Objective
Copy all the material below, exactly as it stands.

Data supplied

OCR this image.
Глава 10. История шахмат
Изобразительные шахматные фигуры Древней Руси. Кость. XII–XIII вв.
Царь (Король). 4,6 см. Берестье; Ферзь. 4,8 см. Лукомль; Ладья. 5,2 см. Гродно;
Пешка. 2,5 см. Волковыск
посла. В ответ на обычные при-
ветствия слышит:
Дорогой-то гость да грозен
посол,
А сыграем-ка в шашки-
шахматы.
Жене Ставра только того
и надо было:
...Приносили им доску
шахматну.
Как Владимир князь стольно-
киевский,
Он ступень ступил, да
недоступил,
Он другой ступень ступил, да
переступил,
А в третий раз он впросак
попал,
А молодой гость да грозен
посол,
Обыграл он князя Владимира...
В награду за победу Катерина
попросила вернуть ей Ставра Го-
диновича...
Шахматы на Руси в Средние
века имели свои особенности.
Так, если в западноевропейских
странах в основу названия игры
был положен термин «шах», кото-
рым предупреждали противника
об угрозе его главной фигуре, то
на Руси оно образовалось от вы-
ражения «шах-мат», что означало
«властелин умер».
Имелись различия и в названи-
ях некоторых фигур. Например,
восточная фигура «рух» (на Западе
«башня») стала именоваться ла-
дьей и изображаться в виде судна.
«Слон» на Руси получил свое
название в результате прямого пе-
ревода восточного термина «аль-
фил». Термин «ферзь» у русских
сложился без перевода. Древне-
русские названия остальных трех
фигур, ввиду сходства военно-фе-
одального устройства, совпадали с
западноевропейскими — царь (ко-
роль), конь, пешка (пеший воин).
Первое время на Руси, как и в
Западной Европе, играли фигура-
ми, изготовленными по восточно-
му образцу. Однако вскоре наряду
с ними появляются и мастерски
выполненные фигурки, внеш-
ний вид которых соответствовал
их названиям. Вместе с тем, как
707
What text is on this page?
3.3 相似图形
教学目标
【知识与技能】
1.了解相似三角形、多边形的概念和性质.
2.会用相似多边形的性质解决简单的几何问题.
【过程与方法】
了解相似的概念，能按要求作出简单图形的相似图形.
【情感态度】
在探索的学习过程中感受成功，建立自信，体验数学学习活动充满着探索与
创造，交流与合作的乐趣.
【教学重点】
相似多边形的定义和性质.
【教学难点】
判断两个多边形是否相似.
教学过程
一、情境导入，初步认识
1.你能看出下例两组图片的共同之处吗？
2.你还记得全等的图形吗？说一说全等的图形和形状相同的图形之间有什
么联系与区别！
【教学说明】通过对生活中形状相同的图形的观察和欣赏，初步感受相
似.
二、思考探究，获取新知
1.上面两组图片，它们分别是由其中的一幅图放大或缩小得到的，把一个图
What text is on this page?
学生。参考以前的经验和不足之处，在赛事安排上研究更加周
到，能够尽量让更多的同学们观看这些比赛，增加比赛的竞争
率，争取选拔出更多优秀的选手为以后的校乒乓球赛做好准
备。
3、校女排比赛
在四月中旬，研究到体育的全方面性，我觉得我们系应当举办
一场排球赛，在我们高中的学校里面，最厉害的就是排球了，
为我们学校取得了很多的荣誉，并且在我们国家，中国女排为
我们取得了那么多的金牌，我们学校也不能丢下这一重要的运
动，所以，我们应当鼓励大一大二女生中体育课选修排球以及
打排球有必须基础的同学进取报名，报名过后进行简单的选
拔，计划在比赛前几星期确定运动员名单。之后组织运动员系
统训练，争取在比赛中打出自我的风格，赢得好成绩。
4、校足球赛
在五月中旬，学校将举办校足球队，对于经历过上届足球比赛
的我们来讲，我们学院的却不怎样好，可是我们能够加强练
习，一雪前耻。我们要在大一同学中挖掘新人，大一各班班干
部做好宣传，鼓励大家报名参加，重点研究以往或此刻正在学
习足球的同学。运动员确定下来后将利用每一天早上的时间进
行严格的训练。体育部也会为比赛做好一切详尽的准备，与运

Response to the task
OCR this image.
Глава 10. История шахмат
Изобразительные шахматные фигуры Древней Руси. Кость. XII–XIII вв.
Царь (Король). 4,6 см. Берестье; Ферзь. 4,8 см. Лукомль; Ладья. 5,2 см. Гродно;
Пешка. 2,5 см. Волковыск
посла. В ответ на обычные при-
ветствия слышит:
Дорогой-то гость да грозен
посол,
А сыграем-ка в шашки-
шахматы.
Жене Ставра только того
и надо было:
...Приносили им доску
шахматну.
Как Владимир князь стольно-
киевский,
Он ступень ступил, да
недоступил,
Он другой ступень ступил, да
переступил,
А в третий раз он впросак
попал,
А молодой гость да грозен
посол,
Обыграл он князя Владимира...
В награду за победу Катерина
попросила вернуть ей Ставра Го-
диновича...
Шахматы на Руси в Средние
века имели свои особенности.
Так, если в западноевропейских
странах в основу названия игры
был положен термин «шах», кото-
рым предупреждали противника
об угрозе его главной фигуре, то
на Руси оно образовалось от вы-
ражения «шах-мат», что означало
«властелин умер».
Имелись различия и в названи-
ях некоторых фигур. Например,
восточная фигура «рух» (на Западе
«башня») стала именоваться ла-
дьей и изображаться в виде судна.
«Слон» на Руси получил свое
название в результате прямого пе-
ревода восточного термина «аль-
фил». Термин «ферзь» у русских
сложился без перевода. Древне-
русские названия остальных трех
фигур, ввиду сходства военно-фе-
одального устройства, совпадали с
западноевропейскими — царь (ко-
роль), конь, пешка (пеший воин).
Первое время на Руси, как и в
Западной Европе, играли фигура-
ми, изготовленными по восточно-
му образцу. Однако вскоре наряду
с ними появляются и мастерски
выполненные фигурки, внеш-
ний вид которых соответствовал
их названиям. Вместе с тем, как
707
What text is on this page?
3.3 相似图形
教学目标
【知识与技能】
1.了解相似三角形、多边形的概念和性质.
2.会用相似多边形的性质解决简单的几何问题.
【过程与方法】
了解相似的概念，能按要求作出简单图形的相似图形.
【情感态度】
在探索的学习过程中感受成功，建立自信，体验数学学习活动充满着探索与
创造，交流与合作的乐趣.
【教学重点】
相似多边形的定义和性质.
【教学难点】
判断两个多边形是否相似.
教学过程
一、情境导入，初步认识
1.你能看出下例两组图片的共同之处吗？
2.你还记得全等的图形吗？说一说全等的图形和形状相同的图形之间有什
么联系与区别！
【教学说明】通过对生活中形状相同的图形的观察和欣赏，初步感受相
似.
二、思考探究，获取新知
1.上面两组图片，它们分别是由其中的一幅图放大或缩小得到的，把一个图
What text is on this page?
学生。参考以前的经验和不足之处，在赛事安排上研究更加周
到，能够尽量让更多的同学们观看这些比赛，增加比赛的竞争
率，争取选拔出更多优秀的选手为以后的校乒乓球赛做好准
备。
3、校女排比赛
在四月中旬，研究到体育的全方面性，我觉得我们系应当举办
一场排球赛，在我们高中的学校里面，最厉害的就是排球了，
为我们学校取得了很多的荣誉，并且在我们国家，中国女排为
我们取得了那么多的金牌，我们学校也不能丢下这一重要的运
动，所以，我们应当鼓励大一大二女生中体育课选修排球以及
打排球有必须基础的同学进取报名，报名过后进行简单的选
拔，计划在比赛前几星期确定运动员名单。之后组织运动员系
统训练，争取在比赛中打出自我的风格，赢得好成绩。
4、校足球赛
在五月中旬，学校将举办校足球队，对于经历过上届足球比赛
的我们来讲，我们学院的却不怎样好，可是我们能够加强练
习，一雪前耻。我们要在大一同学中挖掘新人，大一各班班干
部做好宣传，鼓励大家报名参加，重点研究以往或此刻正在学
习足球的同学。运动员确定下来后将利用每一天早上的时间进
行严格的训练。体育部也会为比赛做好一切详尽的准备，与运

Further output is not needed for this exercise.